Short task: Tally the lines of the listing that contain the word "like", then give the total and nothing else.

* Start Dataset rows *

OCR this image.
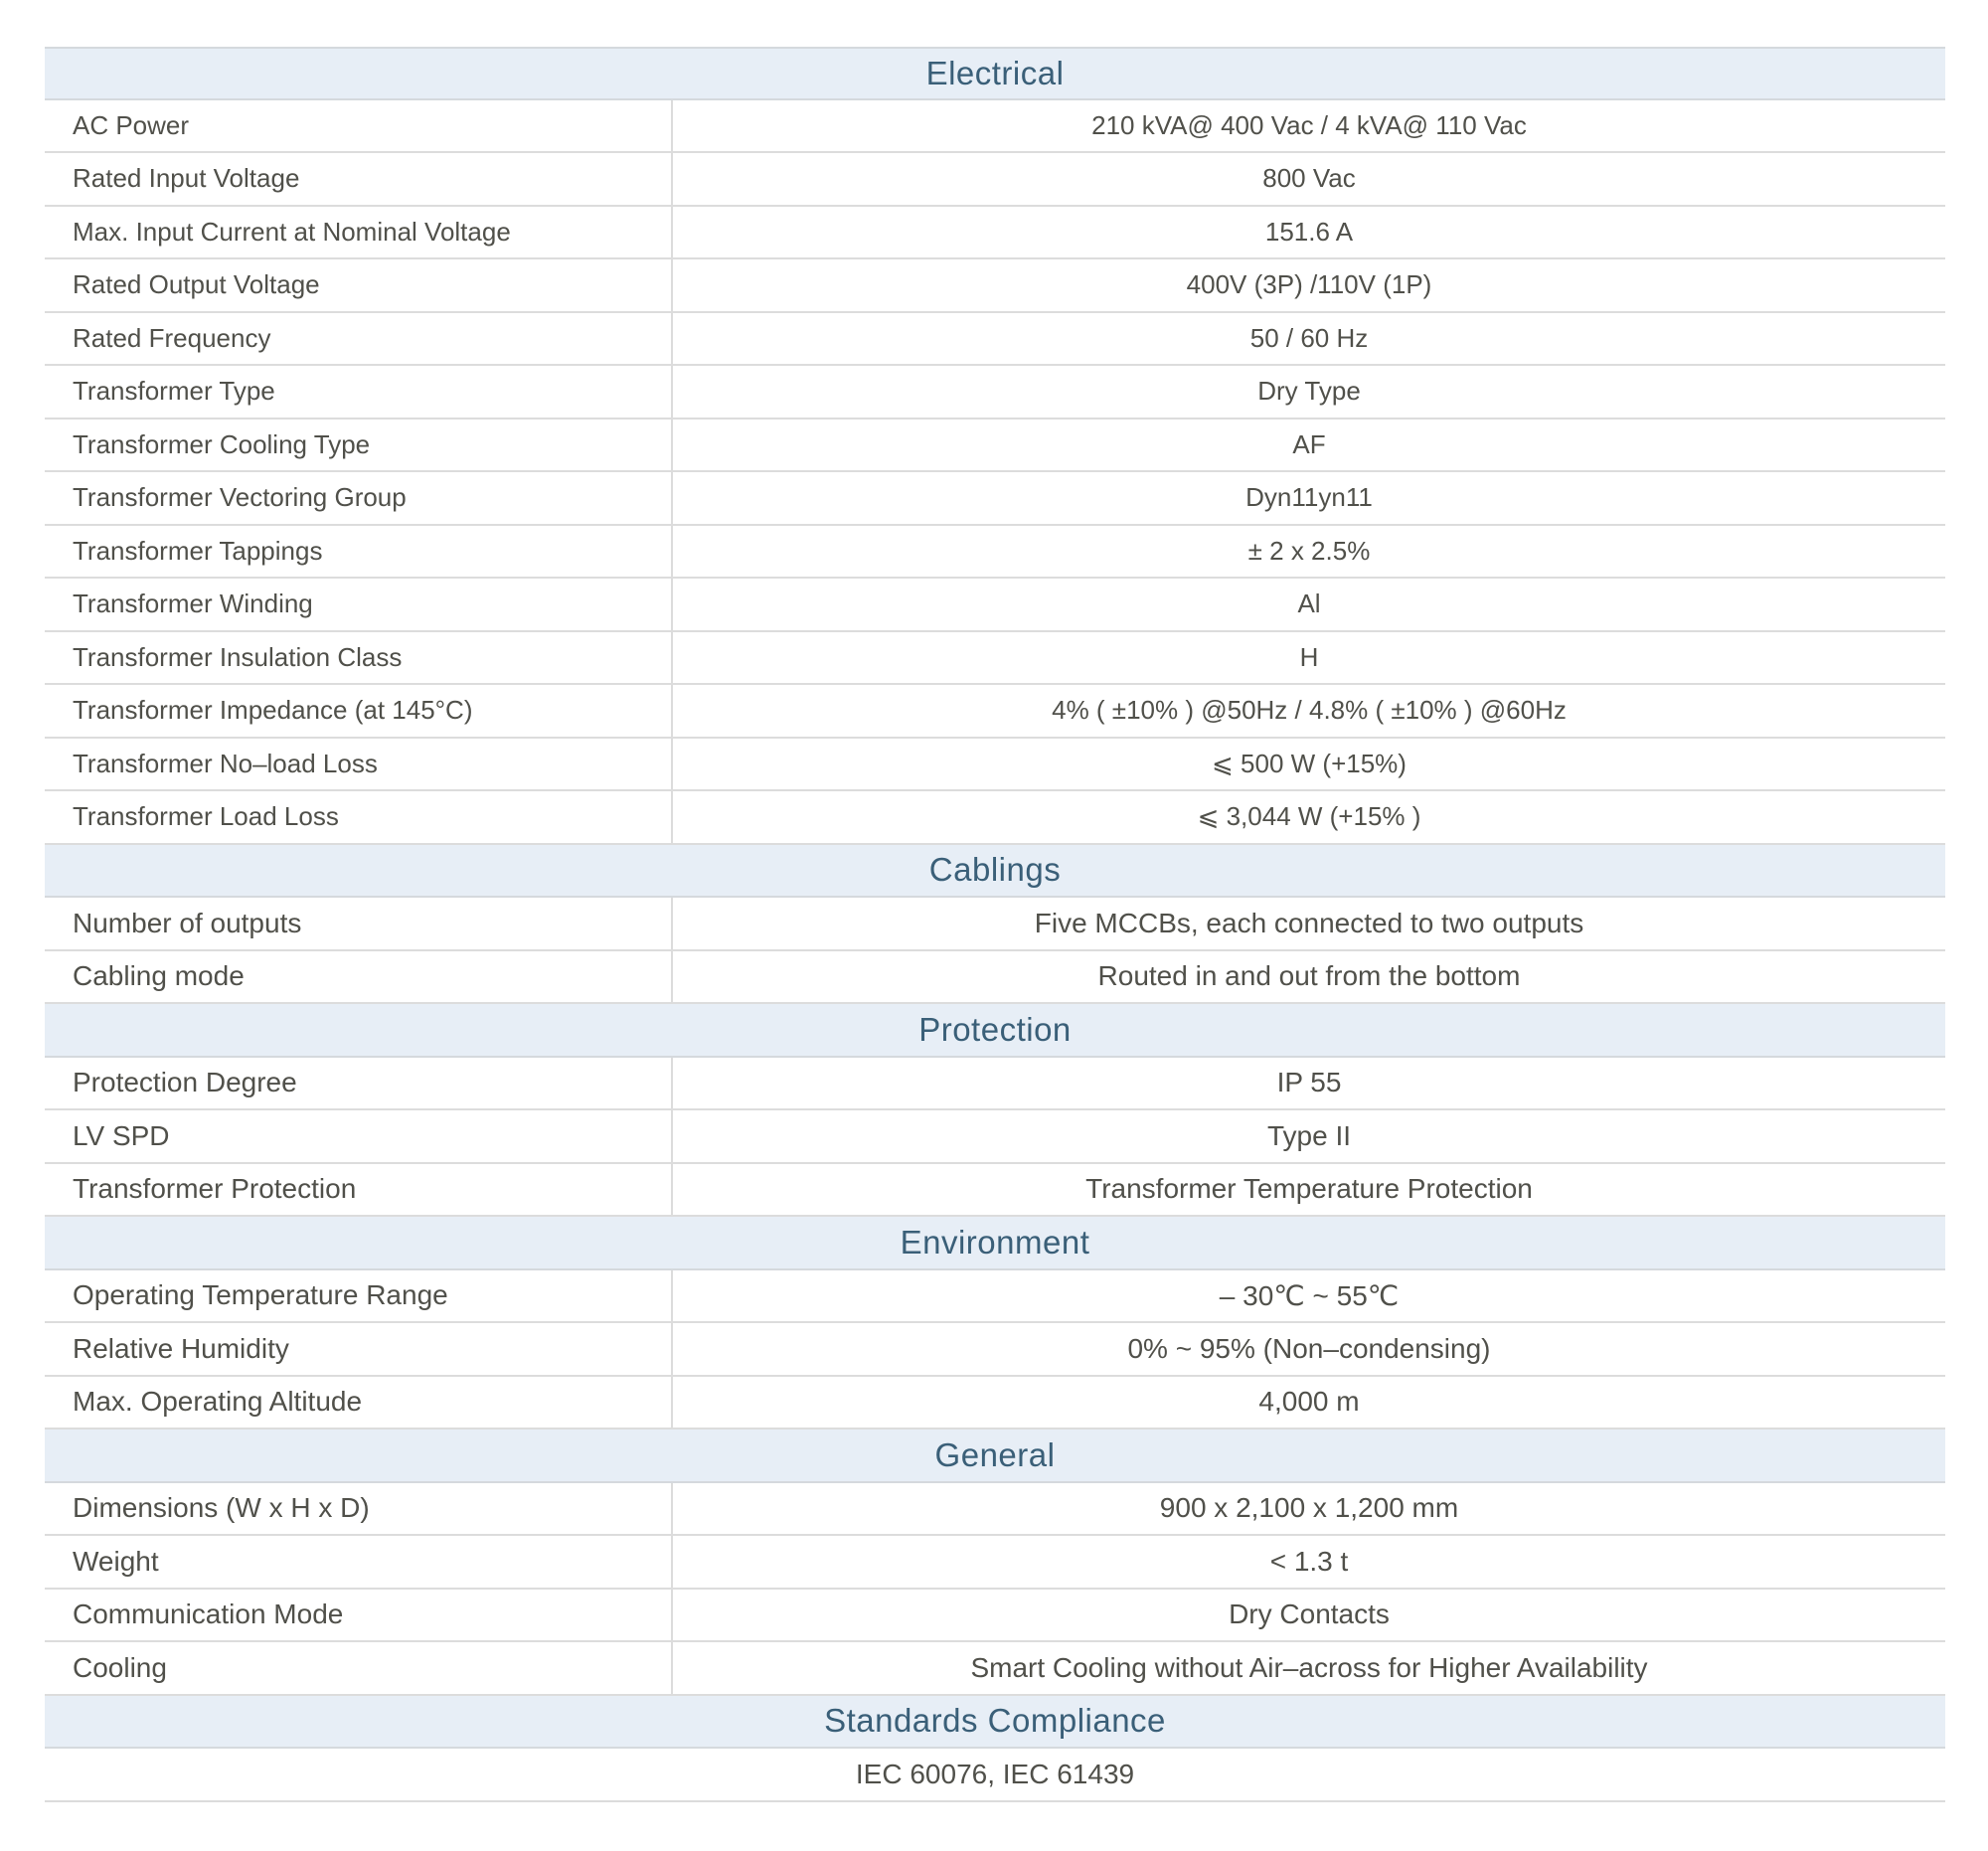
Electrical
AC Power	210 kVA@ 400 Vac / 4 kVA@ 110 Vac
Rated Input Voltage	800 Vac
Max. Input Current at Nominal Voltage	151.6 A
Rated Output Voltage	400V (3P) /110V (1P)
Rated Frequency	50 / 60 Hz
Transformer Type	Dry Type
Transformer Cooling Type	AF
Transformer Vectoring Group	Dyn11yn11
Transformer Tappings	± 2 x 2.5%
Transformer Winding	Al
Transformer Insulation Class	H
Transformer Impedance (at 145°C)	4% ( ±10% ) @50Hz / 4.8% ( ±10% ) @60Hz
Transformer No–load Loss	⩽ 500 W (+15%)
Transformer Load Loss	⩽ 3,044 W (+15% )
Cablings
Number of outputs	Five MCCBs, each connected to two outputs
Cabling mode	Routed in and out from the bottom
Protection
Protection Degree	IP 55
LV SPD	Type II
Transformer Protection	Transformer Temperature Protection
Environment
Operating Temperature Range	– 30℃ ~ 55℃
Relative Humidity	0% ~ 95% (Non–condensing)
Max. Operating Altitude	4,000 m
General
Dimensions (W x H x D)	900 x 2,100 x 1,200 mm
Weight	< 1.3 t
Communication Mode	Dry Contacts
Cooling	Smart Cooling without Air–across for Higher Availability
Standards Compliance
IEC 60076, IEC 61439
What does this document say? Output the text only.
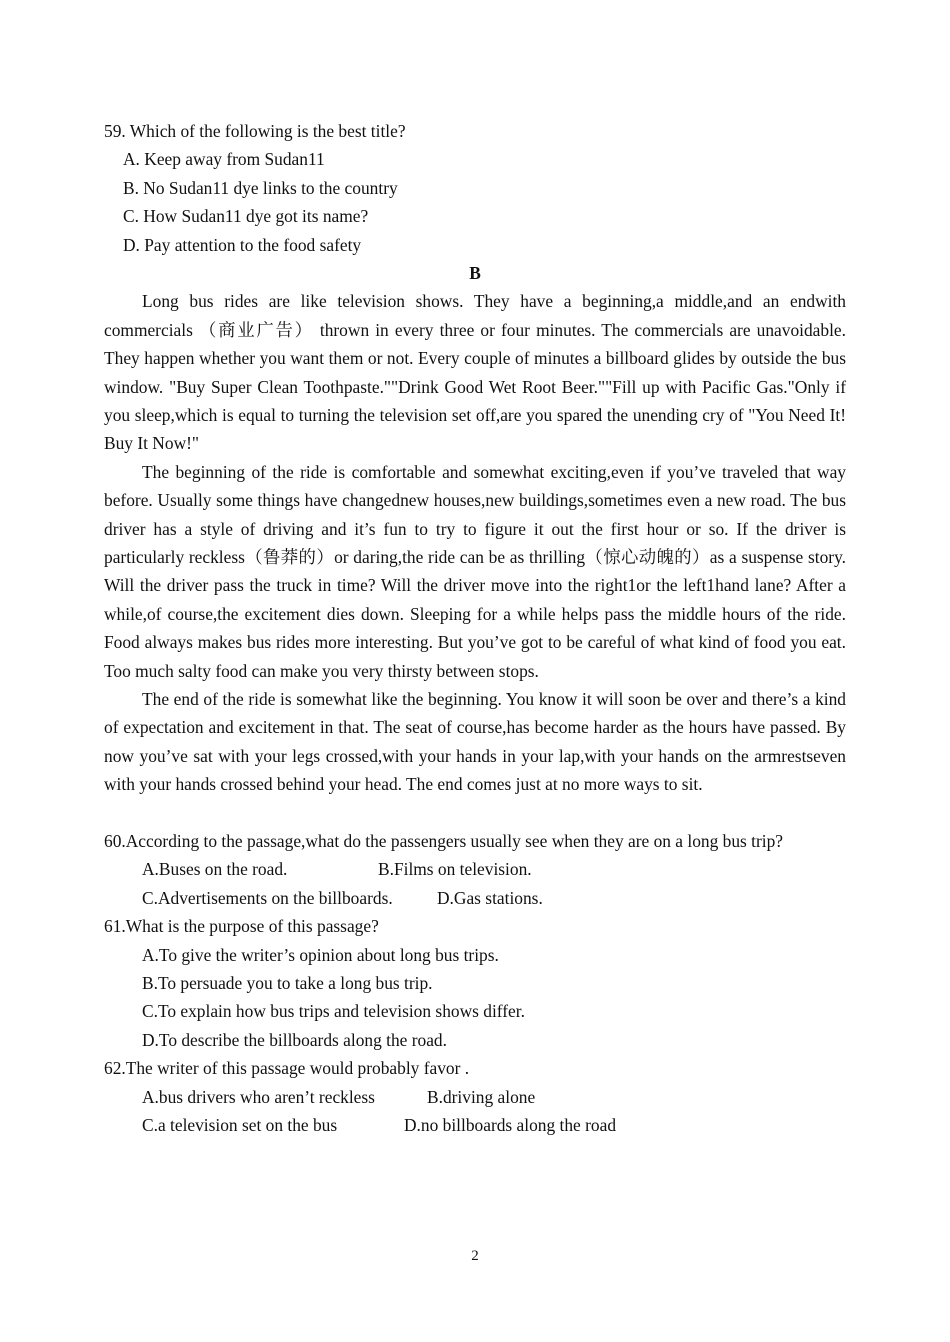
59. Which of the following is the best title?
A. Keep away from Sudan11
B. No Sudan11 dye links to the country
C. How Sudan11 dye got its name?
D. Pay attention to the food safety
B

Long bus rides are like television shows. They have a beginning,a middle,and an endwith commercials （商业广告） thrown in every three or four minutes. The commercials are unavoidable. They happen whether you want them or not. Every couple of minutes a billboard glides by outside the bus window. "Buy Super Clean Toothpaste.""Drink Good Wet Root Beer.""Fill up with Pacific Gas."Only if you sleep,which is equal to turning the television set off,are you spared the unending cry of "You Need It! Buy It Now!"

The beginning of the ride is comfortable and somewhat exciting,even if you’ve traveled that way before. Usually some things have changednew houses,new buildings,sometimes even a new road. The bus driver has a style of driving and it’s fun to try to figure it out the first hour or so. If the driver is particularly reckless（鲁莽的）or daring,the ride can be as thrilling（惊心动魄的）as a suspense story. Will the driver pass the truck in time? Will the driver move into the right1or the left1hand lane? After a while,of course,the excitement dies down. Sleeping for a while helps pass the middle hours of the ride. Food always makes bus rides more interesting. But you’ve got to be careful of what kind of food you eat. Too much salty food can make you very thirsty between stops.

The end of the ride is somewhat like the beginning. You know it will soon be over and there’s a kind of expectation and excitement in that. The seat of course,has become harder as the hours have passed. By now you’ve sat with your legs crossed,with your hands in your lap,with your hands on the armrestseven with your hands crossed behind your head. The end comes just at no more ways to sit.

60.According to the passage,what do the passengers usually see when they are on a long bus trip?

A.Buses on the road.	B.Films on television.
C.Advertisements on the billboards.	D.Gas stations.
61.What is the purpose of this passage?
A.To give the writer’s opinion about long bus trips.
B.To persuade you to take a long bus trip.
C.To explain how bus trips and television shows differ.
D.To describe the billboards along the road.
62.The writer of this passage would probably favor .
A.bus drivers who aren’t reckless	B.driving alone
C.a television set on the bus	D.no billboards along the road
2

* End Dataset rows *

Task response: 2